Do this:
Only the pictures are left out: repeat the rest of the entries exactly.

Data records:
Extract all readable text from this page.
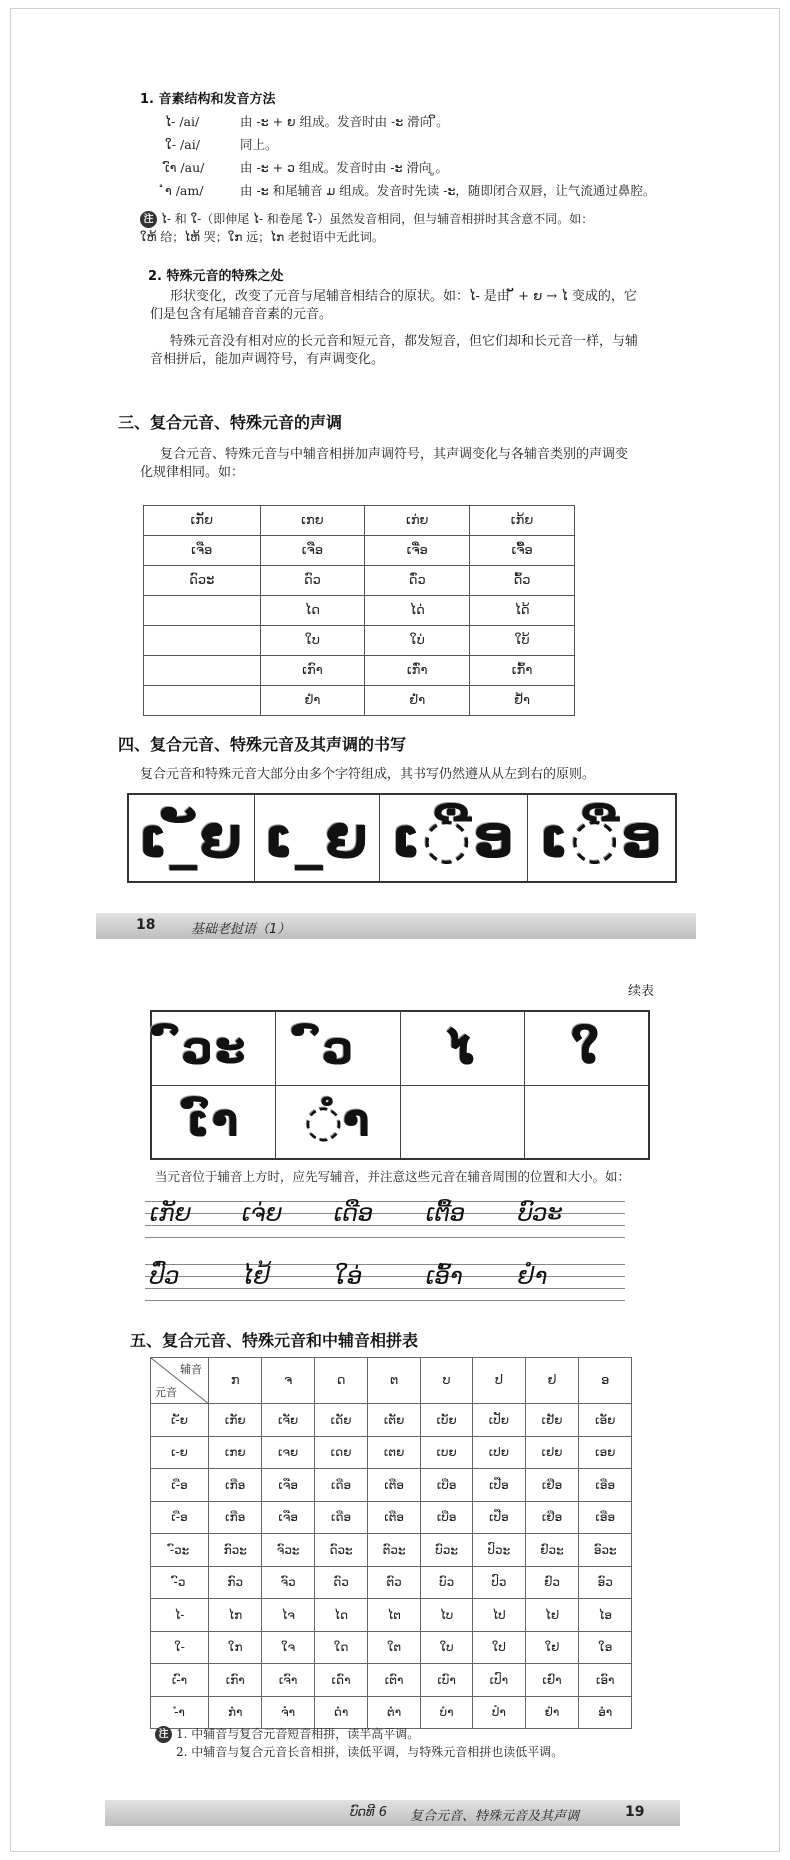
1. 音素结构和发音方法
ໄ- /ai/	由 -ະ + ຍ 组成。发音时由 -ະ 滑向 ິ。
ໃ- /ai/	同上。
ເົາ /au/	由 -ະ + ວ 组成。发音时由 -ະ 滑向 ູ。
ຳ /am/	由 -ະ 和尾辅音 ມ 组成。发音时先读 -ະ，随即闭合双唇，让气流通过鼻腔。
注 ໄ- 和 ໃ-（即伸尾 ໄ- 和卷尾 ໃ-）虽然发音相同，但与辅音相拼时其含意不同。如：
ໃຫ້ 给；ໄຫ້ 哭；ໃກ 远；ໄກ 老挝语中无此词。
2. 特殊元音的特殊之处
形状变化，改变了元音与尾辅音相结合的原状。如：ໄ- 是由 ັ + ຍ → ໄ 变成的，它
们是包含有尾辅音音素的元音。
特殊元音没有相对应的长元音和短元音，都发短音，但它们却和长元音一样，与辅
音相拼后，能加声调符号，有声调变化。
三、复合元音、特殊元音的声调
复合元音、特殊元音与中辅音相拼加声调符号，其声调变化与各辅音类别的声调变
化规律相同。如：
ເກັຍ	ເກຍ	ເກ່ຍ	ເກ້ຍ
ເຈືອ	ເຈືອ	ເຈື່ອ	ເຈື້ອ
ດົວະ	ດົວ	ດົ່ວ	ດົ້ວ
	ໄດ	ໄດ່	ໄດ້
	ໃບ	ໃບ່	ໃບ້
	ເກົາ	ເກົ່າ	ເກົ້າ
	ຢຳ	ຢ່ຳ	ຢ້ຳ
四、复合元音、特殊元音及其声调的书写
复合元音和特殊元音大部分由多个字符组成，其书写仍然遵从从左到右的原则。
ເ_ັຍ	ເ_ຍ	ເ◌ືອ	ເ◌ືອ
18	基础老挝语（1）
续表
ົວະ	ົວ	ໄ	ໃ
ເົາ	◌ຳ		
当元音位于辅音上方时，应先写辅音，并注意这些元音在辅音周围的位置和大小。如：
ເກັຍ ເຈ່ຍ ເດືອ ເຕື້ອ ບົວະ
ປົ່ວ	ໄຢ້	ໃອ່	ເອົ້າ ຢຳ
五、复合元音、特殊元音和中辅音相拼表
辅音
元音	ກ	ຈ	ດ	ຕ	ບ	ປ	ຢ	ອ
ເ-ັຍ	ເກັຍ	ເຈັຍ	ເດັຍ	ເຕັຍ	ເບັຍ	ເປັຍ	ເຢັຍ	ເອັຍ
ເ-ຍ	ເກຍ	ເຈຍ	ເດຍ	ເຕຍ	ເບຍ	ເປຍ	ເຢຍ	ເອຍ
ເ-ືອ	ເກືອ	ເຈືອ	ເດືອ	ເຕືອ	ເບືອ	ເປືອ	ເຢືອ	ເອືອ
ເ-ືອ	ເກືອ	ເຈືອ	ເດືອ	ເຕືອ	ເບືອ	ເປືອ	ເຢືອ	ເອືອ
-ົວະ	ກົວະ	ຈົວະ	ດົວະ	ຕົວະ	ບົວະ	ປົວະ	ຢົວະ	ອົວະ
-ົວ	ກົວ	ຈົວ	ດົວ	ຕົວ	ບົວ	ປົວ	ຢົວ	ອົວ
ໄ-	ໄກ	ໄຈ	ໄດ	ໄຕ	ໄບ	ໄປ	ໄຢ	ໄອ
ໃ-	ໃກ	ໃຈ	ໃດ	ໃຕ	ໃບ	ໃປ	ໃຢ	ໃອ
ເ-ົາ	ເກົາ	ເຈົາ	ເດົາ	ເຕົາ	ເບົາ	ເປົາ	ເຢົາ	ເອົາ
-ຳ	ກຳ	ຈຳ	ດຳ	ຕຳ	ບຳ	ປຳ	ຢຳ	ອຳ
注 1. 中辅音与复合元音短音相拼，读半高平调。
2. 中辅音与复合元音长音相拼，读低平调，与特殊元音相拼也读低平调。
ບົດທີ 6 复合元音、特殊元音及其声调	19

The answer:
Extract all readable text from this page.
1. 音素结构和发音方法
ໄ- /ai/	由 -ະ + ຍ 组成。发音时由 -ະ 滑向 ິ。
ໃ- /ai/	同上。
ເົາ /au/	由 -ະ + ວ 组成。发音时由 -ະ 滑向 ູ。
ຳ /am/	由 -ະ 和尾辅音 ມ 组成。发音时先读 -ະ，随即闭合双唇，让气流通过鼻腔。
注 ໄ- 和 ໃ-（即伸尾 ໄ- 和卷尾 ໃ-）虽然发音相同，但与辅音相拼时其含意不同。如：
ໃຫ້ 给；ໄຫ້ 哭；ໃກ 远；ໄກ 老挝语中无此词。
2. 特殊元音的特殊之处
形状变化，改变了元音与尾辅音相结合的原状。如：ໄ- 是由 ັ + ຍ → ໄ 变成的，它
们是包含有尾辅音音素的元音。
特殊元音没有相对应的长元音和短元音，都发短音，但它们却和长元音一样，与辅
音相拼后，能加声调符号，有声调变化。
三、复合元音、特殊元音的声调
复合元音、特殊元音与中辅音相拼加声调符号，其声调变化与各辅音类别的声调变
化规律相同。如：
ເກັຍ	ເກຍ	ເກ່ຍ	ເກ້ຍ
ເຈືອ	ເຈືອ	ເຈື່ອ	ເຈື້ອ
ດົວະ	ດົວ	ດົ່ວ	ດົ້ວ
	ໄດ	ໄດ່	ໄດ້
	ໃບ	ໃບ່	ໃບ້
	ເກົາ	ເກົ່າ	ເກົ້າ
	ຢຳ	ຢ່ຳ	ຢ້ຳ
四、复合元音、特殊元音及其声调的书写
复合元音和特殊元音大部分由多个字符组成，其书写仍然遵从从左到右的原则。
ເ_ັຍ	ເ_ຍ	ເ◌ືອ	ເ◌ືອ
18	基础老挝语（1）
续表
ົວະ	ົວ	ໄ	ໃ
ເົາ	◌ຳ		
当元音位于辅音上方时，应先写辅音，并注意这些元音在辅音周围的位置和大小。如：
ເກັຍ ເຈ່ຍ ເດືອ ເຕື້ອ ບົວະ
ປົ່ວ	ໄຢ້	ໃອ່	ເອົ້າ ຢຳ
五、复合元音、特殊元音和中辅音相拼表
辅音
元音	ກ	ຈ	ດ	ຕ	ບ	ປ	ຢ	ອ
ເ-ັຍ	ເກັຍ	ເຈັຍ	ເດັຍ	ເຕັຍ	ເບັຍ	ເປັຍ	ເຢັຍ	ເອັຍ
ເ-ຍ	ເກຍ	ເຈຍ	ເດຍ	ເຕຍ	ເບຍ	ເປຍ	ເຢຍ	ເອຍ
ເ-ືອ	ເກືອ	ເຈືອ	ເດືອ	ເຕືອ	ເບືອ	ເປືອ	ເຢືອ	ເອືອ
ເ-ືອ	ເກືອ	ເຈືອ	ເດືອ	ເຕືອ	ເບືອ	ເປືອ	ເຢືອ	ເອືອ
-ົວະ	ກົວະ	ຈົວະ	ດົວະ	ຕົວະ	ບົວະ	ປົວະ	ຢົວະ	ອົວະ
-ົວ	ກົວ	ຈົວ	ດົວ	ຕົວ	ບົວ	ປົວ	ຢົວ	ອົວ
ໄ-	ໄກ	ໄຈ	ໄດ	ໄຕ	ໄບ	ໄປ	ໄຢ	ໄອ
ໃ-	ໃກ	ໃຈ	ໃດ	ໃຕ	ໃບ	ໃປ	ໃຢ	ໃອ
ເ-ົາ	ເກົາ	ເຈົາ	ເດົາ	ເຕົາ	ເບົາ	ເປົາ	ເຢົາ	ເອົາ
-ຳ	ກຳ	ຈຳ	ດຳ	ຕຳ	ບຳ	ປຳ	ຢຳ	ອຳ
注 1. 中辅音与复合元音短音相拼，读半高平调。
2. 中辅音与复合元音长音相拼，读低平调，与特殊元音相拼也读低平调。
ບົດທີ 6 复合元音、特殊元音及其声调	19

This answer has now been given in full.